§ **Given request**:
Answer these from the cruise story text below:
(a) What is the title of the second story line?
(b) Which two performers play the couple who secretly hate each other?
(c) What crime was Dan Barton wrongly convicted of?
::: Selected text :::
The happy couple that really hates each other is played by actress/singer Florence Henderson and comedian Shecky Greene.

In the second story line, "Divorce Me, Please," a happily married couple embarks on the holiday vacation.  By all appearances Audrey and her husband seem like newlyweds however, viewers can hear the characters' inner dialogue--both the husband and wife "voice" their dissatisfaction with the relationship. Each hopes the other will request a divorce before the cruise is over.


Lila (Donna Mills) tries to calm her angry husband Dan (John Gavin) after he's spent three years in prison for a crime he didn't commit.

The third story "Silent Night" is the more serious drama of the three.  Recently paroled from prison, Dan Barton, joins his wife Lila on this Christmas cruise to begin their life together again.  Dan is extremely bitter and resentful for being wrongly convicted of embezzling from his law firm.  When his former business partner Perry also shows up onboard the cruise--Dan confesses to his wife that he's figured out that Perry actually embezzled the money and framed him for the crime.  Now Dan is set on revenge!


Gavin's character is moved by the spirit of Christmas to embrace peace and forgiveness.
::: Dataset entries :::
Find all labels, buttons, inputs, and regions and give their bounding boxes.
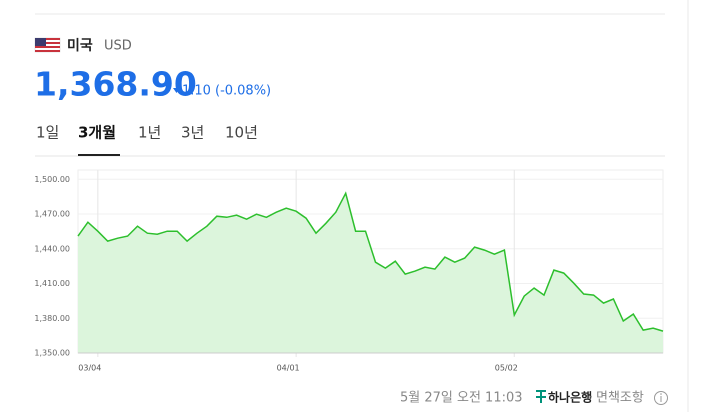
- change-percent: (-0.08%): [215, 84, 271, 99]
- x-tick-label: 04/01: [277, 364, 300, 373]
- bank-logo: [536, 390, 546, 403]
- x-tick-label: 05/02: [495, 364, 518, 373]
- separator: ·: [589, 391, 593, 406]
- area-fill: [78, 193, 663, 353]
- tab[interactable]: 3개월: [78, 124, 116, 142]
- y-tick-label: 1,470.00: [34, 210, 70, 219]
- y-tick-label: 1,410.00: [34, 279, 70, 288]
- tab[interactable]: 3년: [181, 124, 204, 142]
- tab[interactable]: 1년: [138, 124, 161, 142]
- down-arrow: [173, 88, 180, 93]
- y-tick-label: 1,350.00: [34, 349, 70, 358]
- currency: USD: [104, 39, 132, 54]
- bank-name: 하나은행: [548, 390, 592, 405]
- timestamp: 5월 27일 오전 11:03: [400, 391, 523, 406]
- flag: [34, 37, 61, 53]
- tab[interactable]: 10년: [225, 124, 258, 142]
- change: 1.10: [182, 84, 211, 99]
- info-icon[interactable]: [654, 391, 668, 405]
- price: 1,368.90: [34, 65, 197, 104]
- x-tick-label: 03/04: [78, 364, 101, 373]
- y-tick-label: 1,380.00: [34, 314, 70, 323]
- tab[interactable]: 1일: [36, 124, 59, 142]
- price-line: [77, 191, 664, 332]
- disclaimer[interactable]: 면책조항: [596, 391, 644, 406]
- y-tick-label: 1,440.00: [34, 244, 70, 253]
- y-tick-label: 1,500.00: [34, 175, 70, 184]
- country: 미국: [67, 38, 93, 54]
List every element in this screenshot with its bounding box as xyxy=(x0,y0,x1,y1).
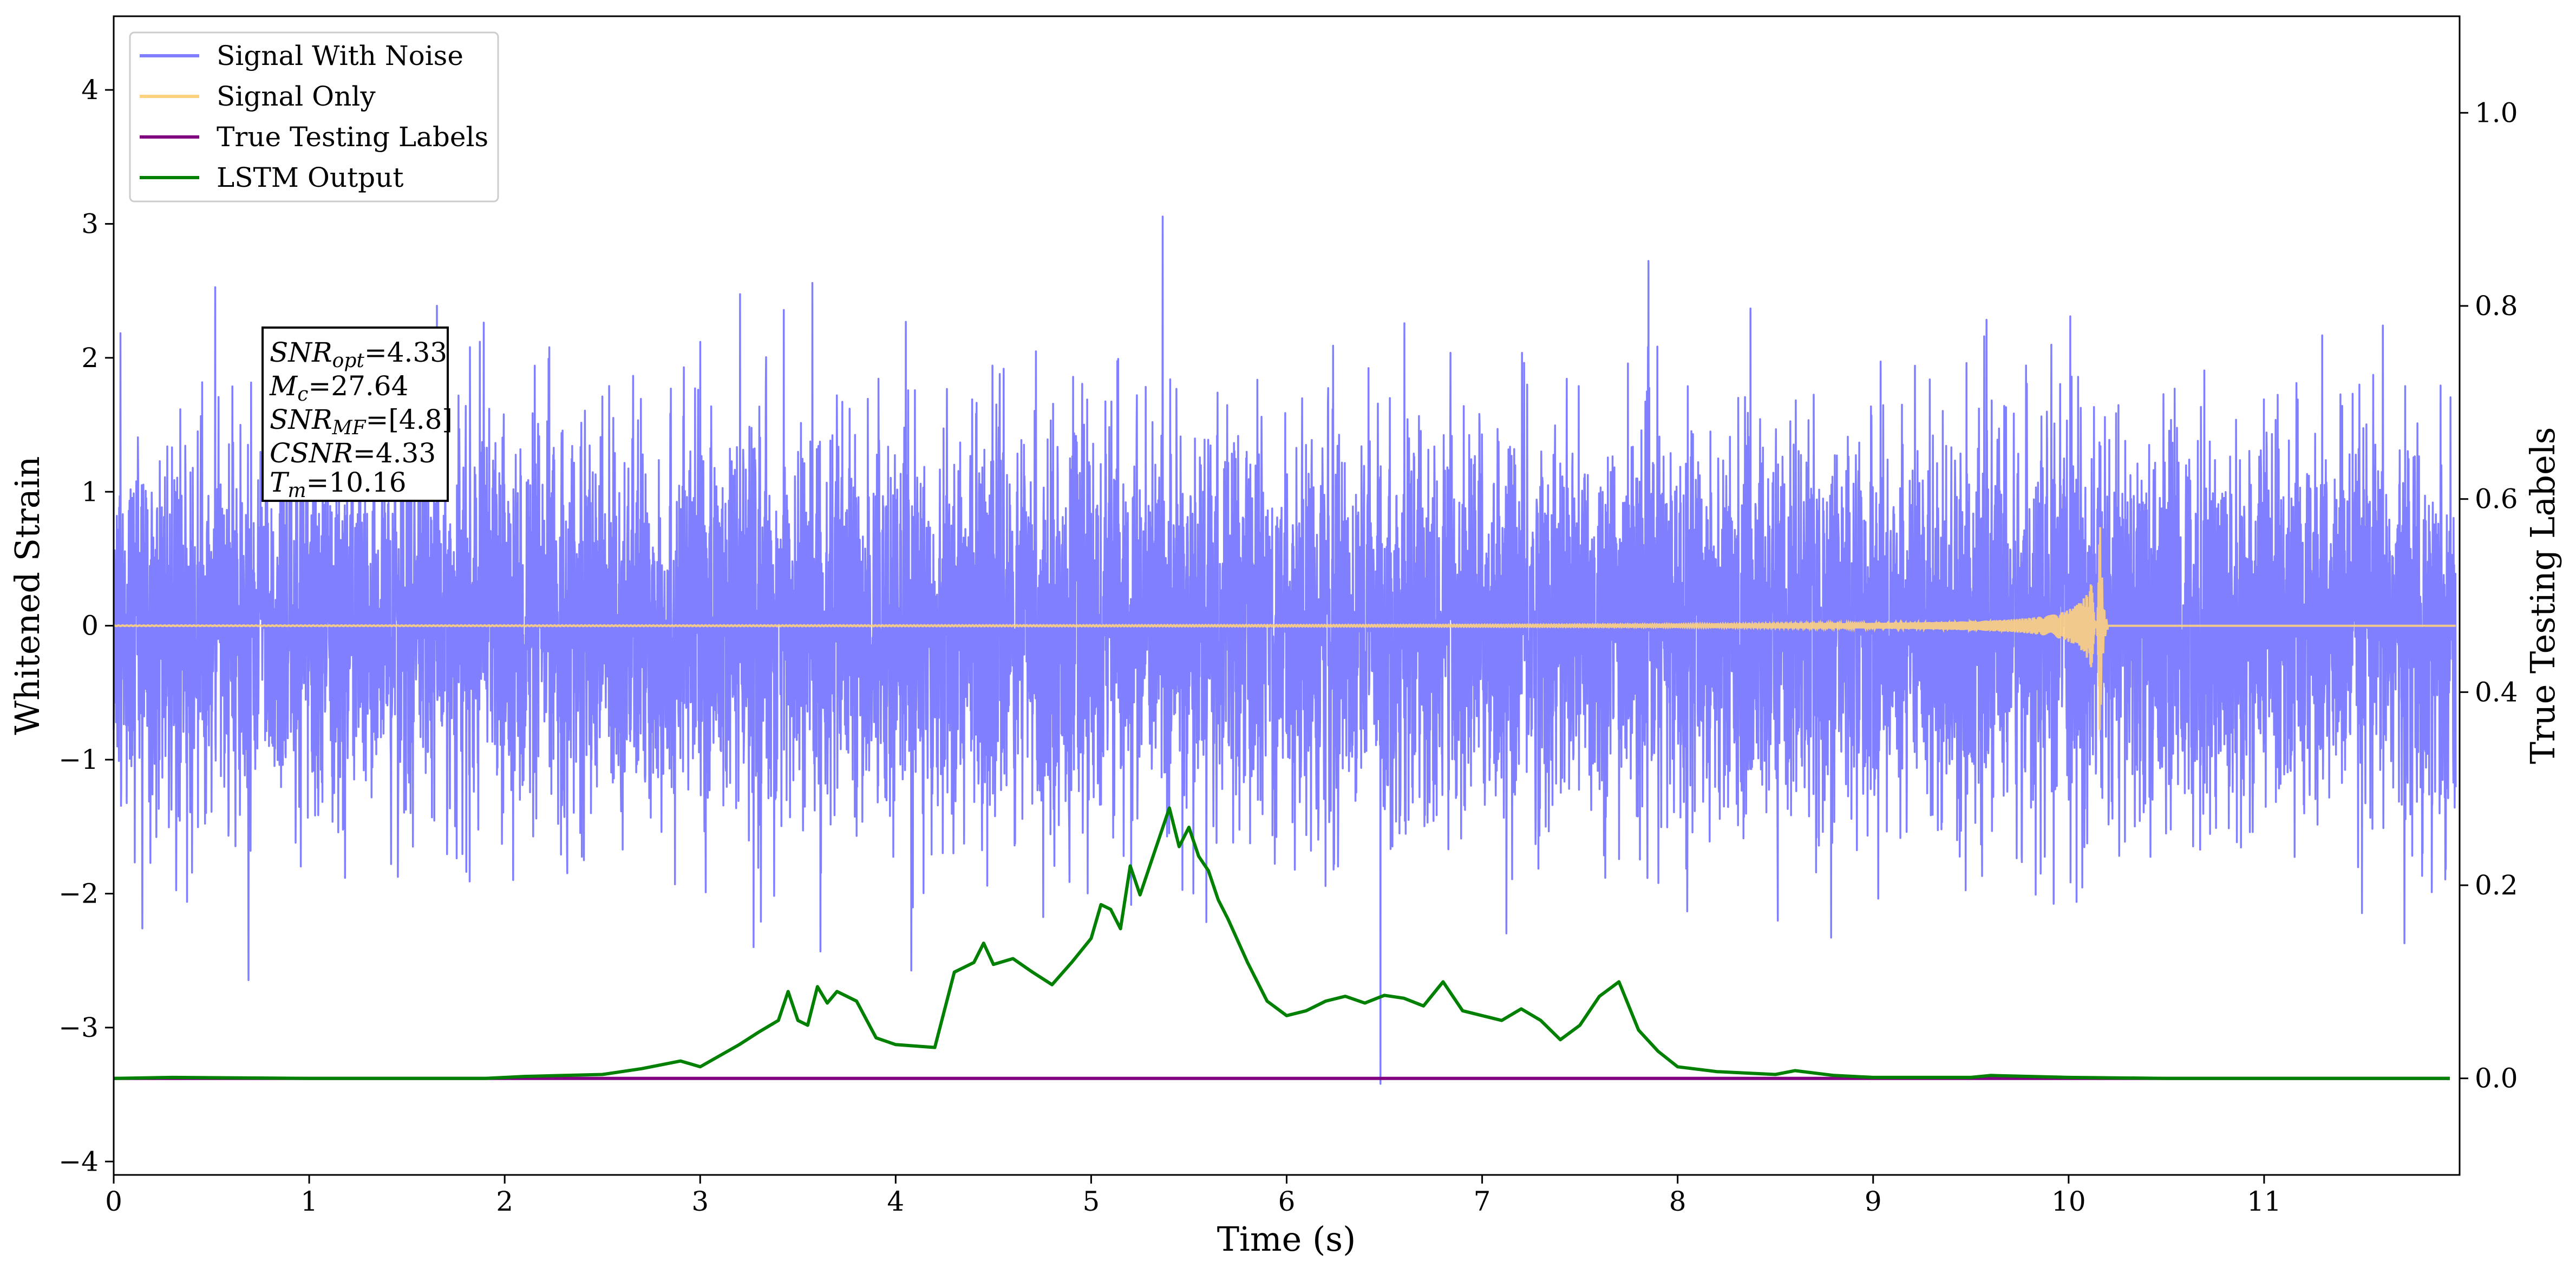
:::
§ **Response to this exercise**:
(a) "Divorce Me, Please"
(b) Florence Henderson and Shecky Greene
(c) Embezzling from his law firm